• Stated problem: Report how many lines contain "juice". Give the number and nothing else.

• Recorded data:
◆ ◆ ◆ ◆ ◆ ◆ ◆

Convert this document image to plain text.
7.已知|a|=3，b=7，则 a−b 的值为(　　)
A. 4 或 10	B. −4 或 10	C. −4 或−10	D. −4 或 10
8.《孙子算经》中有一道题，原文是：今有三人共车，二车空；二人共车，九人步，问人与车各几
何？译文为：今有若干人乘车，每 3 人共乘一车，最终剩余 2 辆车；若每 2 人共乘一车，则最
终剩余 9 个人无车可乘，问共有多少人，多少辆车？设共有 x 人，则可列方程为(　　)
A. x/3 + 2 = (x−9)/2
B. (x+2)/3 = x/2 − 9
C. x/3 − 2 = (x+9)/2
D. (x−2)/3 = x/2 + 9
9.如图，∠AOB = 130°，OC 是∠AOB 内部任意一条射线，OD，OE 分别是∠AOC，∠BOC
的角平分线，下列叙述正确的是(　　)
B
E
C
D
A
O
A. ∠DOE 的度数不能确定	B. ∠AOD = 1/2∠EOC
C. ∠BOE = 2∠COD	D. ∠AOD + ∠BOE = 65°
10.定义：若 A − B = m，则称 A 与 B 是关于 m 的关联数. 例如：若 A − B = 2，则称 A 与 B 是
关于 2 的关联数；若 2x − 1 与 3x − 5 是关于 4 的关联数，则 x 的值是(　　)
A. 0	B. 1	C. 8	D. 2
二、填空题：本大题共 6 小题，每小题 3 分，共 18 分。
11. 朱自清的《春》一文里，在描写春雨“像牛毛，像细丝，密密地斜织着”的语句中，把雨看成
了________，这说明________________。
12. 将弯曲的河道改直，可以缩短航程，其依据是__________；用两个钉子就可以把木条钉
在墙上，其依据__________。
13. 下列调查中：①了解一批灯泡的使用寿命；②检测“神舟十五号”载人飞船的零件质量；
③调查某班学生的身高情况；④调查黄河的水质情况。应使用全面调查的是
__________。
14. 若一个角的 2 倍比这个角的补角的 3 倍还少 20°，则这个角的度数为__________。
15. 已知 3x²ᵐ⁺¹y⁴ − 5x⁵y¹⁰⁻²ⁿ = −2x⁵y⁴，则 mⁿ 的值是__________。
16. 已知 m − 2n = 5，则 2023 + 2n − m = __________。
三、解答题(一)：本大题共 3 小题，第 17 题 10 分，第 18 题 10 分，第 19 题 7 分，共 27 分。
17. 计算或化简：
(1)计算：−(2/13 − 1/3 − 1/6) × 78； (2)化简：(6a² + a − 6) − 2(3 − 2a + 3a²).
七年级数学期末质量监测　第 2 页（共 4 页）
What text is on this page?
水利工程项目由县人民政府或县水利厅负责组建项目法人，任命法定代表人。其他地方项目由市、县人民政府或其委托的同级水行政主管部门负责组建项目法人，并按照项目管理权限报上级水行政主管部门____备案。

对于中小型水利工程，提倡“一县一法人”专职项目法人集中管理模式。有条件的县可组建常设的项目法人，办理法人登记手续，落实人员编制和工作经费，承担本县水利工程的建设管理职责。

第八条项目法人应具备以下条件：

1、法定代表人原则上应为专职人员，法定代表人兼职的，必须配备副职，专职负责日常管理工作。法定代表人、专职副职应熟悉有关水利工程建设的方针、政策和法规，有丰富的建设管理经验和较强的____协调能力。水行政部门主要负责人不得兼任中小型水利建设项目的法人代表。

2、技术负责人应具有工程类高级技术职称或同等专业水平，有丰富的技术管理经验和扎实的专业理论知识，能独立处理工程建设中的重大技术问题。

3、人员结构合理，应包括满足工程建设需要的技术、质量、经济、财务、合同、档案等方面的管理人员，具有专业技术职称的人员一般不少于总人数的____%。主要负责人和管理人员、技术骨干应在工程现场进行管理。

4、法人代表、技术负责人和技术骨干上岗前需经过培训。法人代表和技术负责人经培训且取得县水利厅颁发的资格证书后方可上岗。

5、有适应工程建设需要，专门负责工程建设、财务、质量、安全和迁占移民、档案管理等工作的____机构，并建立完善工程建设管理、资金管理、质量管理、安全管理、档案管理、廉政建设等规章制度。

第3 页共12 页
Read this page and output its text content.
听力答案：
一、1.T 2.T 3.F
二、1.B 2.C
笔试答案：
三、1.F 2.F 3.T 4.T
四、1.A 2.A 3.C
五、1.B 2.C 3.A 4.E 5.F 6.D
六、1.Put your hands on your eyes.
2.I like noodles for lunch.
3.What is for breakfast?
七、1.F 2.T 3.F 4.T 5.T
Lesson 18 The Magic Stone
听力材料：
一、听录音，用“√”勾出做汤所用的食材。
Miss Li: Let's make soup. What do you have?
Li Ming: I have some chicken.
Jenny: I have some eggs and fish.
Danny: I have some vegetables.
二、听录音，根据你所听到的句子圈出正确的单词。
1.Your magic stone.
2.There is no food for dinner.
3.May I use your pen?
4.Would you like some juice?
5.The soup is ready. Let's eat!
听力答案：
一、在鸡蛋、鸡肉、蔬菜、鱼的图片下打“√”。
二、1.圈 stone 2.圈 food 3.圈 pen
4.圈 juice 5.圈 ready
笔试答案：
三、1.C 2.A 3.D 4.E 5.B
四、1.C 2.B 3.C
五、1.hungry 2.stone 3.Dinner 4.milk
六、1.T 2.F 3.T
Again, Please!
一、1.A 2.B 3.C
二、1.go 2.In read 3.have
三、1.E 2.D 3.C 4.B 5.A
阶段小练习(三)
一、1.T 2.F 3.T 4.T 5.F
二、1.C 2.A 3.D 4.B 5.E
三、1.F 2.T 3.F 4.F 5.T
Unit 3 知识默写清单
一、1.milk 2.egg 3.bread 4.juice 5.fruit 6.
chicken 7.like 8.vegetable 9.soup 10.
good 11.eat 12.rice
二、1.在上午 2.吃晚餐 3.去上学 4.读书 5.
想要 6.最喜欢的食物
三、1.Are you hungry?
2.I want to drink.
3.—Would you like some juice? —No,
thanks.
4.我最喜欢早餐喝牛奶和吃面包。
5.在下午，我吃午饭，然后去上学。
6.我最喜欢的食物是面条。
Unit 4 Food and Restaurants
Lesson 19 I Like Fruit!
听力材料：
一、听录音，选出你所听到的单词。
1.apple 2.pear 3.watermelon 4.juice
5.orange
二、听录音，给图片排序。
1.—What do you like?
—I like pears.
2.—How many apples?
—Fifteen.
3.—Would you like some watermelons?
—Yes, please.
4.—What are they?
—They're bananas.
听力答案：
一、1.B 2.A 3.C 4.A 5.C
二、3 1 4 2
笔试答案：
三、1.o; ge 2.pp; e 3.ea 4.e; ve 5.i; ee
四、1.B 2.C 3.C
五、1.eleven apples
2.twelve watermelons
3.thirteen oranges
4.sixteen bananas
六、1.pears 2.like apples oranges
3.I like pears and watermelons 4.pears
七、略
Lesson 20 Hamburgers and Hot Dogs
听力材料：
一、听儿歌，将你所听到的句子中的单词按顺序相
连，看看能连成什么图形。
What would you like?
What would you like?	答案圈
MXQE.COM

◆ ◆ ◆ ◆ ◆ ◆ ◆

• Response for this exercise: 5